Exercise requirements - With the images removed, repeat the data below exactly.

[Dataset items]
..........
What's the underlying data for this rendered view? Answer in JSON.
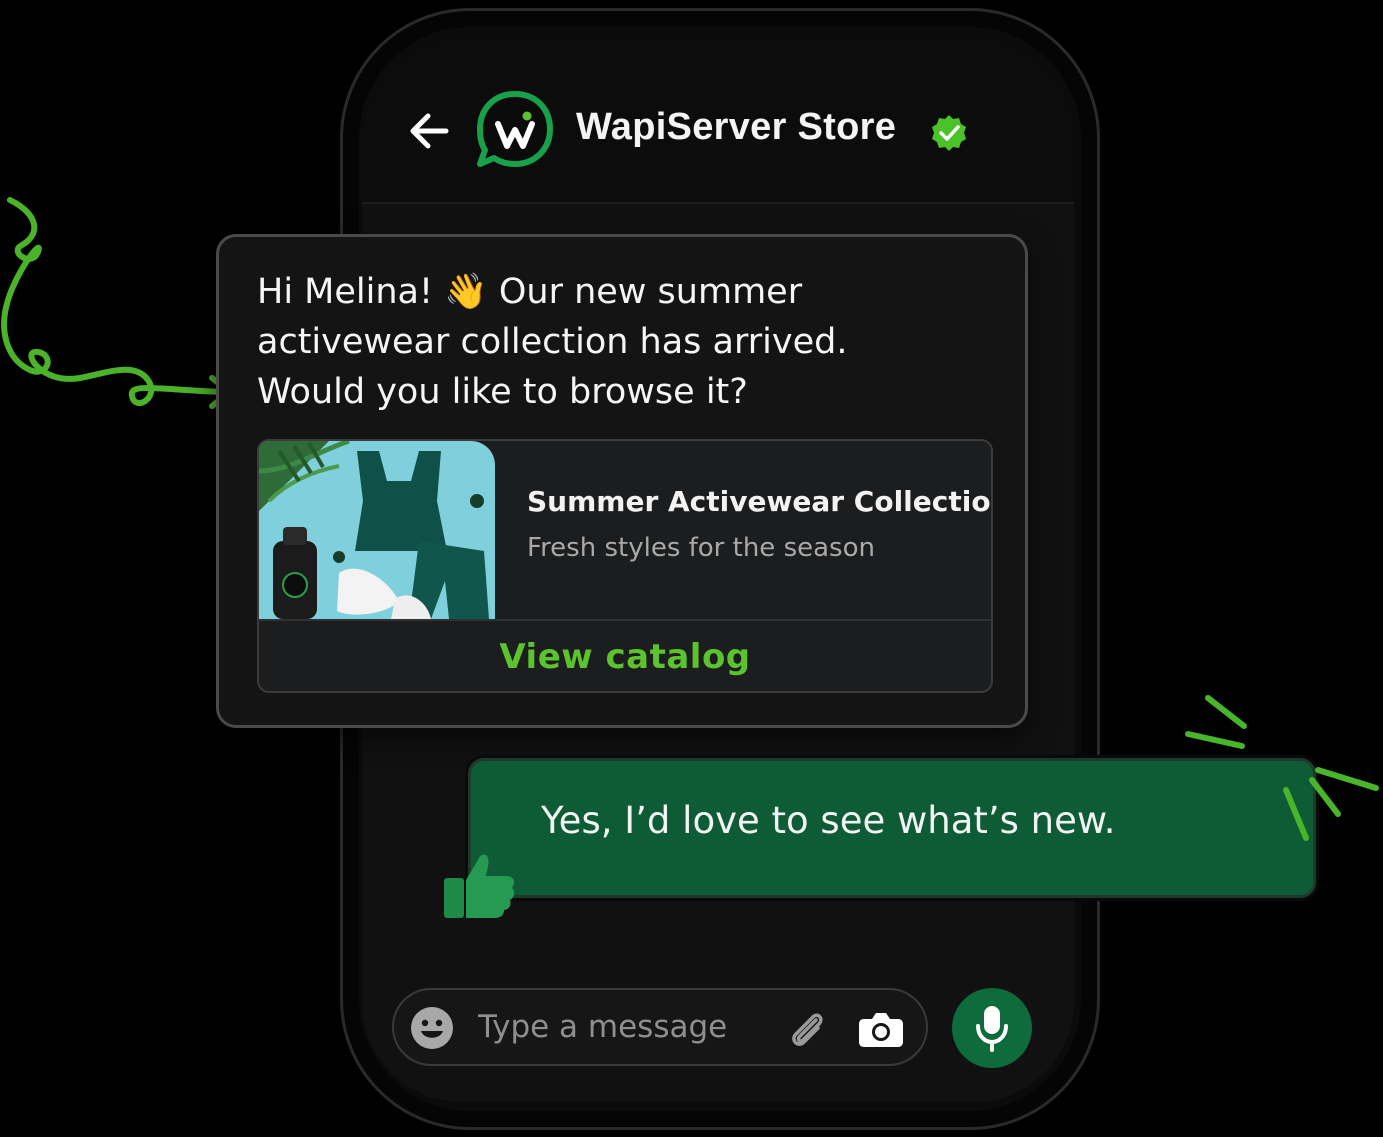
{
  "colors": {
    "accent": "#5cc22e",
    "brand_green": "#0e6b3c",
    "bubble_green": "#0d5c36",
    "background": "#000000"
  },
  "header": {
    "store_name": "WapiServer Store",
    "back_icon": "arrow-left-icon",
    "verified_icon": "verified-check-icon",
    "logo_icon": "wapiserver-logo"
  },
  "incoming_message": {
    "text": "Hi Melina! 👋 Our new summer\nactivewear collection has arrived.\nWould you like to browse it?",
    "catalog": {
      "title": "Summer Activewear Collection",
      "subtitle": "Fresh styles for the season",
      "action_label": "View catalog"
    }
  },
  "outgoing_message": {
    "text": "Yes, I’d love to see what’s new."
  },
  "composer": {
    "placeholder": "Type a message",
    "emoji_icon": "emoji-icon",
    "attach_icon": "paperclip-icon",
    "camera_icon": "camera-icon",
    "mic_icon": "microphone-icon"
  }
}
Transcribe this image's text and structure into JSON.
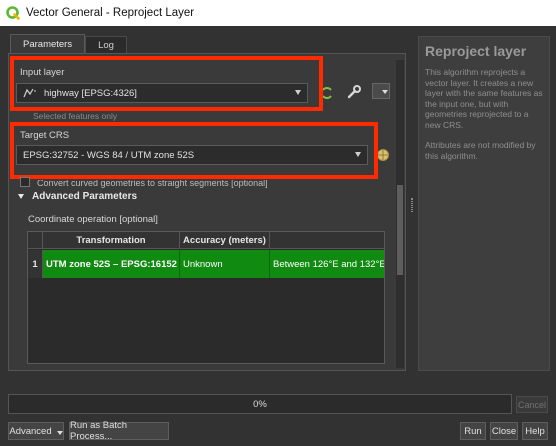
{
  "window": {
    "title": "Vector General - Reproject Layer"
  },
  "tabs": [
    {
      "label": "Parameters"
    },
    {
      "label": "Log"
    }
  ],
  "params": {
    "input_layer_label": "Input layer",
    "input_layer_value": "highway [EPSG:4326]",
    "selected_features_label": "Selected features only",
    "target_crs_label": "Target CRS",
    "target_crs_value": "EPSG:32752 - WGS 84 / UTM zone 52S",
    "convert_curved_label": "Convert curved geometries to straight segments [optional]",
    "advanced_title": "Advanced Parameters",
    "coord_op_label": "Coordinate operation [optional]"
  },
  "table": {
    "columns": [
      "Transformation",
      "Accuracy (meters)",
      ""
    ],
    "rows": [
      {
        "num": "1",
        "transformation": "UTM zone 52S – EPSG:16152",
        "accuracy": "Unknown",
        "area": "Between 126°E and 132°E"
      }
    ]
  },
  "help": {
    "title": "Reproject layer",
    "paragraph1": "This algorithm reprojects a vector layer. It creates a new layer with the same features as the input one, but with geometries reprojected to a new CRS.",
    "paragraph2": "Attributes are not modified by this algorithm."
  },
  "progress": {
    "value": "0%",
    "fraction": 0.0
  },
  "buttons": {
    "cancel": "Cancel",
    "advanced": "Advanced",
    "batch": "Run as Batch Process...",
    "run": "Run",
    "close": "Close",
    "help": "Help"
  },
  "colors": {
    "highlight_red": "#ff2a00",
    "selected_row_green": "#108a10",
    "qgis_green": "#5fb830"
  }
}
..........
Correct output -
What's the underlying data for this rendered view? Answer in JSON.
{
  "colors": {
    "accent": "#5cc22e",
    "brand_green": "#0e6b3c",
    "bubble_green": "#0d5c36",
    "background": "#000000"
  },
  "header": {
    "store_name": "WapiServer Store",
    "back_icon": "arrow-left-icon",
    "verified_icon": "verified-check-icon",
    "logo_icon": "wapiserver-logo"
  },
  "incoming_message": {
    "text": "Hi Melina! 👋 Our new summer\nactivewear collection has arrived.\nWould you like to browse it?",
    "catalog": {
      "title": "Summer Activewear Collection",
      "subtitle": "Fresh styles for the season",
      "action_label": "View catalog"
    }
  },
  "outgoing_message": {
    "text": "Yes, I’d love to see what’s new."
  },
  "composer": {
    "placeholder": "Type a message",
    "emoji_icon": "emoji-icon",
    "attach_icon": "paperclip-icon",
    "camera_icon": "camera-icon",
    "mic_icon": "microphone-icon"
  }
}
Transcribe this image's text and structure into JSON.
{
  "window": {
    "title": "Vector General - Reproject Layer"
  },
  "tabs": [
    {
      "label": "Parameters"
    },
    {
      "label": "Log"
    }
  ],
  "params": {
    "input_layer_label": "Input layer",
    "input_layer_value": "highway [EPSG:4326]",
    "selected_features_label": "Selected features only",
    "target_crs_label": "Target CRS",
    "target_crs_value": "EPSG:32752 - WGS 84 / UTM zone 52S",
    "convert_curved_label": "Convert curved geometries to straight segments [optional]",
    "advanced_title": "Advanced Parameters",
    "coord_op_label": "Coordinate operation [optional]"
  },
  "table": {
    "columns": [
      "Transformation",
      "Accuracy (meters)",
      ""
    ],
    "rows": [
      {
        "num": "1",
        "transformation": "UTM zone 52S – EPSG:16152",
        "accuracy": "Unknown",
        "area": "Between 126°E and 132°E"
      }
    ]
  },
  "help": {
    "title": "Reproject layer",
    "paragraph1": "This algorithm reprojects a vector layer. It creates a new layer with the same features as the input one, but with geometries reprojected to a new CRS.",
    "paragraph2": "Attributes are not modified by this algorithm."
  },
  "progress": {
    "value": "0%",
    "fraction": 0.0
  },
  "buttons": {
    "cancel": "Cancel",
    "advanced": "Advanced",
    "batch": "Run as Batch Process...",
    "run": "Run",
    "close": "Close",
    "help": "Help"
  },
  "colors": {
    "highlight_red": "#ff2a00",
    "selected_row_green": "#108a10",
    "qgis_green": "#5fb830"
  }
}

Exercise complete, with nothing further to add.